## INPUT MATERIAL
## BEGIN
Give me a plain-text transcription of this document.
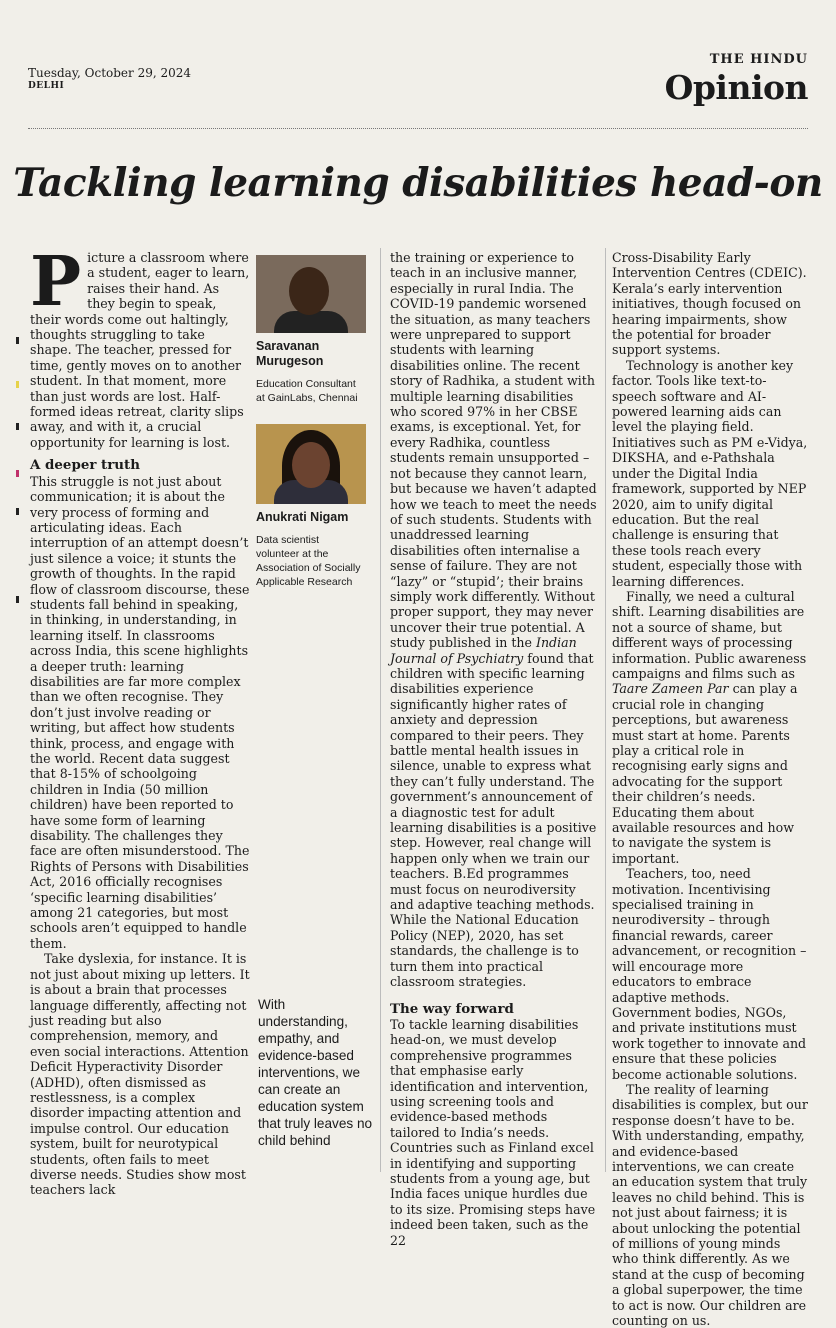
Tuesday, October 29, 2024
DELHI
THE HINDU
Opinion
Tackling learning disabilities head-on

P icture a classroom where a student, eager to learn, raises their hand. As they begin to speak, their words come out haltingly, thoughts struggling to take shape. The teacher, pressed for time, gently moves on to another student. In that moment, more than just words are lost. Half-formed ideas retreat, clarity slips away, and with it, a crucial opportunity for learning is lost.

A deeper truth

This struggle is not just about communication; it is about the very process of forming and articulating ideas. Each interruption of an attempt doesn’t just silence a voice; it stunts the growth of thoughts. In the rapid flow of classroom discourse, these students fall behind in speaking, in thinking, in understanding, in learning itself. In classrooms across India, this scene highlights a deeper truth: learning disabilities are far more complex than we often recognise. They don’t just involve reading or writing, but affect how students think, process, and engage with the world. Recent data suggest that 8-15% of schoolgoing children in India (50 million children) have been reported to have some form of learning disability. The challenges they face are often misunderstood. The Rights of Persons with Disabilities Act, 2016 officially recognises ‘specific learning disabilities’ among 21 categories, but most schools aren’t equipped to handle them.

Take dyslexia, for instance. It is not just about mixing up letters. It is about a brain that processes language differently, affecting not just reading but also comprehension, memory, and even social interactions. Attention Deficit Hyperactivity Disorder (ADHD), often dismissed as restlessness, is a complex disorder impacting attention and impulse control. Our education system, built for neurotypical students, often fails to meet diverse needs. Studies show most teachers lack

Saravanan
Murugeson
Education Consultant
at GainLabs, Chennai
Anukrati Nigam
Data scientist
volunteer at the
Association of Socially
Applicable Research
With understanding, empathy, and evidence-based interventions, we can create an education system that truly leaves no child behind

the training or experience to teach in an inclusive manner, especially in rural India. The COVID-19 pandemic worsened the situation, as many teachers were unprepared to support students with learning disabilities online. The recent story of Radhika, a student with multiple learning disabilities who scored 97% in her CBSE exams, is exceptional. Yet, for every Radhika, countless students remain unsupported – not because they cannot learn, but because we haven’t adapted how we teach to meet the needs of such students. Students with unaddressed learning disabilities often internalise a sense of failure. They are not “lazy” or “stupid’; their brains simply work differently. Without proper support, they may never uncover their true potential. A study published in the Indian Journal of Psychiatry found that children with specific learning disabilities experience significantly higher rates of anxiety and depression compared to their peers. They battle mental health issues in silence, unable to express what they can’t fully understand. The government’s announcement of a diagnostic test for adult learning disabilities is a positive step. However, real change will happen only when we train our teachers. B.Ed programmes must focus on neurodiversity and adaptive teaching methods. While the National Education Policy (NEP), 2020, has set standards, the challenge is to turn them into practical classroom strategies.

The way forward

To tackle learning disabilities head-on, we must develop comprehensive programmes that emphasise early identification and intervention, using screening tools and evidence-based methods tailored to India’s needs. Countries such as Finland excel in identifying and supporting students from a young age, but India faces unique hurdles due to its size. Promising steps have indeed been taken, such as the 22

Cross-Disability Early Intervention Centres (CDEIC). Kerala’s early intervention initiatives, though focused on hearing impairments, show the potential for broader support systems.

Technology is another key factor. Tools like text-to-speech software and AI-powered learning aids can level the playing field. Initiatives such as PM e-Vidya, DIKSHA, and e-Pathshala under the Digital India framework, supported by NEP 2020, aim to unify digital education. But the real challenge is ensuring that these tools reach every student, especially those with learning differences.

Finally, we need a cultural shift. Learning disabilities are not a source of shame, but different ways of processing information. Public awareness campaigns and films such as Taare Zameen Par can play a crucial role in changing perceptions, but awareness must start at home. Parents play a critical role in recognising early signs and advocating for the support their children’s needs. Educating them about available resources and how to navigate the system is important.

Teachers, too, need motivation. Incentivising specialised training in neurodiversity – through financial rewards, career advancement, or recognition – will encourage more educators to embrace adaptive methods. Government bodies, NGOs, and private institutions must work together to innovate and ensure that these policies become actionable solutions.

The reality of learning disabilities is complex, but our response doesn’t have to be. With understanding, empathy, and evidence-based interventions, we can create an education system that truly leaves no child behind. This is not just about fairness; it is about unlocking the potential of millions of young minds who think differently. As we stand at the cusp of becoming a global superpower, the time to act is now. Our children are counting on us.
## END
Across the records, how many lines contain "time"? Only the number should be given.

## FINISHED EXERCISE
2